Aim of the task: Please reproduce the material word for word, from its first line through the line containing "115, 1387, 135]", including both of those lines.

Record set:
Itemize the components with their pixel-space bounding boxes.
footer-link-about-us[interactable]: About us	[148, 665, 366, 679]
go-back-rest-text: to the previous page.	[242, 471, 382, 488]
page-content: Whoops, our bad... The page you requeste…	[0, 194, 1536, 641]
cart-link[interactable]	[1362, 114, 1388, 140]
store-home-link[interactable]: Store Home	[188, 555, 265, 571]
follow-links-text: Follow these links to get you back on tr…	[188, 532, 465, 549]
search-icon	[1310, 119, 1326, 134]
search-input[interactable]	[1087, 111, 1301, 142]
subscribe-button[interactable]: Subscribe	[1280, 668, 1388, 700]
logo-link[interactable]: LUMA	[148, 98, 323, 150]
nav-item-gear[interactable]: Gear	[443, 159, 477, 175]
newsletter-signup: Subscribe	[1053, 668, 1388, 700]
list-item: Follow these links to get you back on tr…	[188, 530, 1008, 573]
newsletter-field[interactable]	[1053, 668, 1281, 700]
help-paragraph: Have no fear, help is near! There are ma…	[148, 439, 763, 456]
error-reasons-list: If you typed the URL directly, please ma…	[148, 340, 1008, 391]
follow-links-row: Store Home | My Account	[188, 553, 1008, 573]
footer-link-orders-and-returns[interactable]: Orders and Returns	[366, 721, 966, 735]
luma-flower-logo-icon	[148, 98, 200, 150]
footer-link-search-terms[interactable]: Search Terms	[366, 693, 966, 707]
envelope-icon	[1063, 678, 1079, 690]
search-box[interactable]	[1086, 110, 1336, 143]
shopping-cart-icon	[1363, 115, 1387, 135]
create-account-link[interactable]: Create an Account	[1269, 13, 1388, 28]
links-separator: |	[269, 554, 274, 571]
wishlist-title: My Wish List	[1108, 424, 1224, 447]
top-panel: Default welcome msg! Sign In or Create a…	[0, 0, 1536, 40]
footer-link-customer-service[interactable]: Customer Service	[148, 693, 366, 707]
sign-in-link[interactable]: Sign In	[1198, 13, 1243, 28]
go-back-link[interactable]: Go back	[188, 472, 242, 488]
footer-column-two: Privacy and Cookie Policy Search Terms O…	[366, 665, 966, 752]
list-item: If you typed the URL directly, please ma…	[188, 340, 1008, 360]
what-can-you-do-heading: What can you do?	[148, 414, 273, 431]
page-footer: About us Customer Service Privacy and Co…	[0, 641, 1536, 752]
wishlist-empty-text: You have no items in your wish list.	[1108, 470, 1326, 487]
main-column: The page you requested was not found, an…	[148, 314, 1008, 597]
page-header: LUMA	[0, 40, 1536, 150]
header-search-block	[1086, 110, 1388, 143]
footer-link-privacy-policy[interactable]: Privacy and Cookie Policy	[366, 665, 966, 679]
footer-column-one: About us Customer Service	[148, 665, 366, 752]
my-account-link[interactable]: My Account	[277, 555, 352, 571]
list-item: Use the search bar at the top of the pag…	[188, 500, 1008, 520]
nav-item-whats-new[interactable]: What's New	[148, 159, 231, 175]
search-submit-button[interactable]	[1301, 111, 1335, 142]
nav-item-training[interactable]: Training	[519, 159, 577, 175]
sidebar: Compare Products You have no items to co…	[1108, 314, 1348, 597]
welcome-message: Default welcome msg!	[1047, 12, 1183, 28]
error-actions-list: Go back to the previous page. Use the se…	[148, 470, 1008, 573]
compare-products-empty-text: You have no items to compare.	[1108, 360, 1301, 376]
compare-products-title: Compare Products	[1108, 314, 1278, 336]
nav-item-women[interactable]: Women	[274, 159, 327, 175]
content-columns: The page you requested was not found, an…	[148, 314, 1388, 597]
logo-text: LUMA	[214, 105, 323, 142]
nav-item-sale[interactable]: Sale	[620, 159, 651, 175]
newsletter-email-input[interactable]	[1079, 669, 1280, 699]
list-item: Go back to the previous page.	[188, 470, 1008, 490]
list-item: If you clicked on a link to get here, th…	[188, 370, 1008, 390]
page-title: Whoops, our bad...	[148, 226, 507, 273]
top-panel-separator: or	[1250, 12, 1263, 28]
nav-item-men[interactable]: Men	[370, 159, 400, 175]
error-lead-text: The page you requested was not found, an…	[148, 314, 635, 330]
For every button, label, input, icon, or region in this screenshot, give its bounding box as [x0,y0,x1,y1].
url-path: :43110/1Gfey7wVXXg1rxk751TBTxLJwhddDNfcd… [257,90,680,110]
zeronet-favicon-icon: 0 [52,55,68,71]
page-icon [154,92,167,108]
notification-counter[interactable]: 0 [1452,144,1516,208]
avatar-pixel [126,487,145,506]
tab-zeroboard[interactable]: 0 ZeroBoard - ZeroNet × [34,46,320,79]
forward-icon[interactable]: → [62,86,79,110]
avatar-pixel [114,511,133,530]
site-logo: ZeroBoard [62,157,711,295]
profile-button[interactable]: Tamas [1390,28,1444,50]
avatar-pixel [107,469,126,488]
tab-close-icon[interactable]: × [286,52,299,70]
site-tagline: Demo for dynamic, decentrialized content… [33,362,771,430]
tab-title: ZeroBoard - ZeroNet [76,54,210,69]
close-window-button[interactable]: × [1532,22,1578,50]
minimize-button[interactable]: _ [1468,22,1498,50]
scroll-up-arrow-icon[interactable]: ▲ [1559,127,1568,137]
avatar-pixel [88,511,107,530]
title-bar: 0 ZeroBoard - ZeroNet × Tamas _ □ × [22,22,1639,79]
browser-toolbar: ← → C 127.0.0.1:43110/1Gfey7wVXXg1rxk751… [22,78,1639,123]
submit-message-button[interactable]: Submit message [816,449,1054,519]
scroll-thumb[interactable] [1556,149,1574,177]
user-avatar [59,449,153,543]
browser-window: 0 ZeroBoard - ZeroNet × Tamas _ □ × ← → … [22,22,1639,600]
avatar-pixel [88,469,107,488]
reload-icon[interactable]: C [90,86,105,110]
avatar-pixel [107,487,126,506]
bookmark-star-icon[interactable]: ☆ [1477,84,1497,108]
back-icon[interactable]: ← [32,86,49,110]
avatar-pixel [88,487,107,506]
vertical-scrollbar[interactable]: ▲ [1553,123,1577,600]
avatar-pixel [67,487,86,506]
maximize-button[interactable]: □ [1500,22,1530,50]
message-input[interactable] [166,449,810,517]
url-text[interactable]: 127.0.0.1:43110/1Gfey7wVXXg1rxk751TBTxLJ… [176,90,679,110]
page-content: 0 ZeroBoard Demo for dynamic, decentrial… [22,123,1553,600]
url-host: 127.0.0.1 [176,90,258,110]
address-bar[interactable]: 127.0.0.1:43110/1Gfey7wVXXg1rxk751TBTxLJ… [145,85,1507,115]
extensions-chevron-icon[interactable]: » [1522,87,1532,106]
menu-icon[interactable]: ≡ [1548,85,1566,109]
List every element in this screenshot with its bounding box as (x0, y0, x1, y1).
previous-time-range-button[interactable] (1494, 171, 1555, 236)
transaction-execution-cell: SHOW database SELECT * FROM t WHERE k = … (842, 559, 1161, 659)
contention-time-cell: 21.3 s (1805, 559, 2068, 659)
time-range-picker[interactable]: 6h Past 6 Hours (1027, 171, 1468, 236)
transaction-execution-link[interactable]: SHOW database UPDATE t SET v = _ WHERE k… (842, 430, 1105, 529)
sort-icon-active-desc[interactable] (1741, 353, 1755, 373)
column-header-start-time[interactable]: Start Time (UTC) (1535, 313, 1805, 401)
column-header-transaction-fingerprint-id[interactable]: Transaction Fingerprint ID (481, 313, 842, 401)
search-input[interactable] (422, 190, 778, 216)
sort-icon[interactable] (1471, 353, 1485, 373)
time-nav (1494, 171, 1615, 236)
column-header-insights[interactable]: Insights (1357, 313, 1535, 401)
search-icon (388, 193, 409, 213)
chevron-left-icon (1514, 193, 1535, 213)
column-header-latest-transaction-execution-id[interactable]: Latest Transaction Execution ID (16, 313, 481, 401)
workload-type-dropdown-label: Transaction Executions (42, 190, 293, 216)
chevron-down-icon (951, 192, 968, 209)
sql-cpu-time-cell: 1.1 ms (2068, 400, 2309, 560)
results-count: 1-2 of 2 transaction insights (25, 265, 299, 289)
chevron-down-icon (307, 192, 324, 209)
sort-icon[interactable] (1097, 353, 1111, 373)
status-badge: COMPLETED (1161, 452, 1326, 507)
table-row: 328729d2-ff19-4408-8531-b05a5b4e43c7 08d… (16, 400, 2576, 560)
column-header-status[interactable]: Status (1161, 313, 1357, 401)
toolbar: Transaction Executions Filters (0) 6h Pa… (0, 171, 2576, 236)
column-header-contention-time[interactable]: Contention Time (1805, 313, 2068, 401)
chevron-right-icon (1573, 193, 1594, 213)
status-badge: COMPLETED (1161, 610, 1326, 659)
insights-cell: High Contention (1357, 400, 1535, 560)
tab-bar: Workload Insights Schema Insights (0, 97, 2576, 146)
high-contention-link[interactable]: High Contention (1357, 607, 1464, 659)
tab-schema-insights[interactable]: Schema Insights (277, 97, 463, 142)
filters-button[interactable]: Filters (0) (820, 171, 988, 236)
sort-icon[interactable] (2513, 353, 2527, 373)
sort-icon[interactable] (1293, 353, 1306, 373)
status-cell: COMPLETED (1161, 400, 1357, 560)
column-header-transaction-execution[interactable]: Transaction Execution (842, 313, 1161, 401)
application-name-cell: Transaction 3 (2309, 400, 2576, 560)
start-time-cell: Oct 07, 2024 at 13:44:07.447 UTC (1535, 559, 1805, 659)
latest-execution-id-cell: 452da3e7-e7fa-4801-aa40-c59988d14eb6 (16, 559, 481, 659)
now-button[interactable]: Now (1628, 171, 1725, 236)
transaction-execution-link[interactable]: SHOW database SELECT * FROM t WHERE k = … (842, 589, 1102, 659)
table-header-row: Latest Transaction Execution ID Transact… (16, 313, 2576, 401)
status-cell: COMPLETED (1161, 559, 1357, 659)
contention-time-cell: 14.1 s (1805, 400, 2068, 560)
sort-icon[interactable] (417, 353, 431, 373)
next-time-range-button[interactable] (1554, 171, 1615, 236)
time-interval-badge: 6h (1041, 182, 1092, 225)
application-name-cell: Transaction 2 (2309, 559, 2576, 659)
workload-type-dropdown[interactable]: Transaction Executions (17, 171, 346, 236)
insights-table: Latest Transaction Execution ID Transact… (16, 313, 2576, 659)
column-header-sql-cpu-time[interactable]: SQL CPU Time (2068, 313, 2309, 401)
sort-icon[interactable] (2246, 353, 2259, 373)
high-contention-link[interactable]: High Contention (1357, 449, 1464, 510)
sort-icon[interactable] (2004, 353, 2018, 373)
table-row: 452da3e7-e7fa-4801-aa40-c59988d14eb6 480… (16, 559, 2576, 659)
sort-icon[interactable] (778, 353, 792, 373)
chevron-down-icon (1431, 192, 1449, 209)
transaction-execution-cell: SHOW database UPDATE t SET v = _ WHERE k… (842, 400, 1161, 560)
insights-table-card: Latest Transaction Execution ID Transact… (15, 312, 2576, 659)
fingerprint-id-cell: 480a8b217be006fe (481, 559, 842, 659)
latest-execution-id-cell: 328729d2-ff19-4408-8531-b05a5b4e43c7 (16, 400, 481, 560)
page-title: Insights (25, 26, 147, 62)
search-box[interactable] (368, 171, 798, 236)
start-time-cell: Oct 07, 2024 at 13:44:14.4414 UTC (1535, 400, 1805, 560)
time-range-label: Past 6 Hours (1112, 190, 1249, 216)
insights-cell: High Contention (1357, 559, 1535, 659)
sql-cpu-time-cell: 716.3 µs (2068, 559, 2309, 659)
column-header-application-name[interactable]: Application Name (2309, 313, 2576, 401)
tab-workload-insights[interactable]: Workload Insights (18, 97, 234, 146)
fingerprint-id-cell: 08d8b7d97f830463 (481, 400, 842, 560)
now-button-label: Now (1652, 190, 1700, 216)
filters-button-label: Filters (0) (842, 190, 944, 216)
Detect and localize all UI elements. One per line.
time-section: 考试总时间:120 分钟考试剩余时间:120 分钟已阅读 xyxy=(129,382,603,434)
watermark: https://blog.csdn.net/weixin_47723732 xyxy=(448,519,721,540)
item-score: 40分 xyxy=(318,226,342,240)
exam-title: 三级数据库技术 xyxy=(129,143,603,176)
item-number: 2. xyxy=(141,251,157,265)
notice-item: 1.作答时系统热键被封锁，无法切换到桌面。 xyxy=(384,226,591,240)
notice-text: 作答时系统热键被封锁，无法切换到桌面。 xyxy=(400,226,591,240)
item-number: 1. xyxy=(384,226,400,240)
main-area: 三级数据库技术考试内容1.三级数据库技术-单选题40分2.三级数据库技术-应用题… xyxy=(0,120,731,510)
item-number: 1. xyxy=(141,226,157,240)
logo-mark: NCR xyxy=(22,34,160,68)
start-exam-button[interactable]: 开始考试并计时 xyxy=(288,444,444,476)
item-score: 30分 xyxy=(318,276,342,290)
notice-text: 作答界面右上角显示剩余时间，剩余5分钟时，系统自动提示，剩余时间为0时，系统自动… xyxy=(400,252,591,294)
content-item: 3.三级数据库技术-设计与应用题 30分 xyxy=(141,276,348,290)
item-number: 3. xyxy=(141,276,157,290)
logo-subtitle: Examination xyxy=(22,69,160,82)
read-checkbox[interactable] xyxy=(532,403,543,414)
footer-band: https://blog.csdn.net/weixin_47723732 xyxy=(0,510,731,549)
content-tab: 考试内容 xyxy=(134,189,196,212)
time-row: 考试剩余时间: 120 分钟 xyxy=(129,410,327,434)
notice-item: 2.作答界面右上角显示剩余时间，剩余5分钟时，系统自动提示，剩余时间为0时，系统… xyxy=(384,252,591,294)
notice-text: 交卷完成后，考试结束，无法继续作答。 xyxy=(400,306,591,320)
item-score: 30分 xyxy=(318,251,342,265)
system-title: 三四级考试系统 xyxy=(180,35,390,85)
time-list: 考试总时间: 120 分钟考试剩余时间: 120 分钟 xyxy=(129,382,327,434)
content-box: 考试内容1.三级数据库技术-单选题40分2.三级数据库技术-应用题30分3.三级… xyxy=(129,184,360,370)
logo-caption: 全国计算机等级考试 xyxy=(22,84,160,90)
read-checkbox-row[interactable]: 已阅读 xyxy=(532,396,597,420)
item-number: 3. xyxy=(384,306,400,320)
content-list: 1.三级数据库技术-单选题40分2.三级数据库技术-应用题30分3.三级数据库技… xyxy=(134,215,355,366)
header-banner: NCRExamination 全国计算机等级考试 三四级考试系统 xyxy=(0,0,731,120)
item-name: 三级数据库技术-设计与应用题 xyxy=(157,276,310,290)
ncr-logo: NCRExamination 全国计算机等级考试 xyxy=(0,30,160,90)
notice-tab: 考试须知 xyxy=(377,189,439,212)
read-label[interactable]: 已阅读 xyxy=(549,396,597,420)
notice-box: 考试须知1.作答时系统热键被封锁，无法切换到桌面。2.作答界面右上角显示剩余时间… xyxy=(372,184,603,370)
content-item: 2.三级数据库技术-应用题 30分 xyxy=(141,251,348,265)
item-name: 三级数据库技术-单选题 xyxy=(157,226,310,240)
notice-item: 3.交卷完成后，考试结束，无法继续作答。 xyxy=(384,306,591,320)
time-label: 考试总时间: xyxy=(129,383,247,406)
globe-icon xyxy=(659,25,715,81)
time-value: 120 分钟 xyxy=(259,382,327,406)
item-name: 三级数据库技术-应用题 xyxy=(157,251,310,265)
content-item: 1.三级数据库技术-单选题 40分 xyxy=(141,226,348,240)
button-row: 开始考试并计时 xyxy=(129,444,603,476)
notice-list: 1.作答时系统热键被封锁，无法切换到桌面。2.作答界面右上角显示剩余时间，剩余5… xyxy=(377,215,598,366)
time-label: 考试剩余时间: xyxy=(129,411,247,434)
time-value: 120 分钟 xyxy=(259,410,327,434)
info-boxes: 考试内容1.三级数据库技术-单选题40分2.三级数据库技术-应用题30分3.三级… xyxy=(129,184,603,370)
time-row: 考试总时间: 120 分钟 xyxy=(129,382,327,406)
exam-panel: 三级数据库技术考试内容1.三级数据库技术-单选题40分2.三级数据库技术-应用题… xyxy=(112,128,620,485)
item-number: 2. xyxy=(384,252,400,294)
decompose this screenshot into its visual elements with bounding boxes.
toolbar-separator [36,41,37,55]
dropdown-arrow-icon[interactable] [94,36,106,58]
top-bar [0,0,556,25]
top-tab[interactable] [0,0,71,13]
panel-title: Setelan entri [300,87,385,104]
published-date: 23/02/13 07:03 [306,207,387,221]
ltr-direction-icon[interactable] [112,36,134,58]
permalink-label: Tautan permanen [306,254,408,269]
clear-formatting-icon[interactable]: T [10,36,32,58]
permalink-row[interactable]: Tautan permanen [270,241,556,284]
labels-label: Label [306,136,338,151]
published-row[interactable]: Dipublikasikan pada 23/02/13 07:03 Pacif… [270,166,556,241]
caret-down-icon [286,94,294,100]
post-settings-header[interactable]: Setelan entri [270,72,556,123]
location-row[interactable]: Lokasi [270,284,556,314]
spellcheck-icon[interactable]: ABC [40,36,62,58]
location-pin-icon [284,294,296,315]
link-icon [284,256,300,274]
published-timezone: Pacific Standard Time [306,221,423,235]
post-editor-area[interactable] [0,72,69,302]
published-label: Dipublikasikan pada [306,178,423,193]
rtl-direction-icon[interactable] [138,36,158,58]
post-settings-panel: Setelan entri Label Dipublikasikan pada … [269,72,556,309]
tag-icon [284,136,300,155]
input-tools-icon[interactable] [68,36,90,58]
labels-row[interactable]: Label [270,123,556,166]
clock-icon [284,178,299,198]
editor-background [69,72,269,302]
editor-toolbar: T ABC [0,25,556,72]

Full output:
Itemize the components with their pixel-space bounding boxes.
footer-link-about-us[interactable]: About us	[148, 665, 366, 679]
go-back-rest-text: to the previous page.	[242, 471, 382, 488]
page-content: Whoops, our bad... The page you requeste…	[0, 194, 1536, 641]
cart-link[interactable]	[1362, 114, 1388, 140]
store-home-link[interactable]: Store Home	[188, 555, 265, 571]
follow-links-text: Follow these links to get you back on tr…	[188, 532, 465, 549]
search-icon	[1310, 119, 1326, 134]
search-input[interactable]	[1087, 111, 1301, 142]
subscribe-button[interactable]: Subscribe	[1280, 668, 1388, 700]
logo-link[interactable]: LUMA	[148, 98, 323, 150]
nav-item-gear[interactable]: Gear	[443, 159, 477, 175]
newsletter-signup: Subscribe	[1053, 668, 1388, 700]
list-item: Follow these links to get you back on tr…	[188, 530, 1008, 573]
newsletter-field[interactable]	[1053, 668, 1281, 700]
help-paragraph: Have no fear, help is near! There are ma…	[148, 439, 763, 456]
error-reasons-list: If you typed the URL directly, please ma…	[148, 340, 1008, 391]
follow-links-row: Store Home | My Account	[188, 553, 1008, 573]
footer-link-orders-and-returns[interactable]: Orders and Returns	[366, 721, 966, 735]
luma-flower-logo-icon	[148, 98, 200, 150]
footer-link-search-terms[interactable]: Search Terms	[366, 693, 966, 707]
envelope-icon	[1063, 678, 1079, 690]
search-box[interactable]	[1086, 110, 1336, 143]
shopping-cart-icon	[1363, 115, 1387, 135]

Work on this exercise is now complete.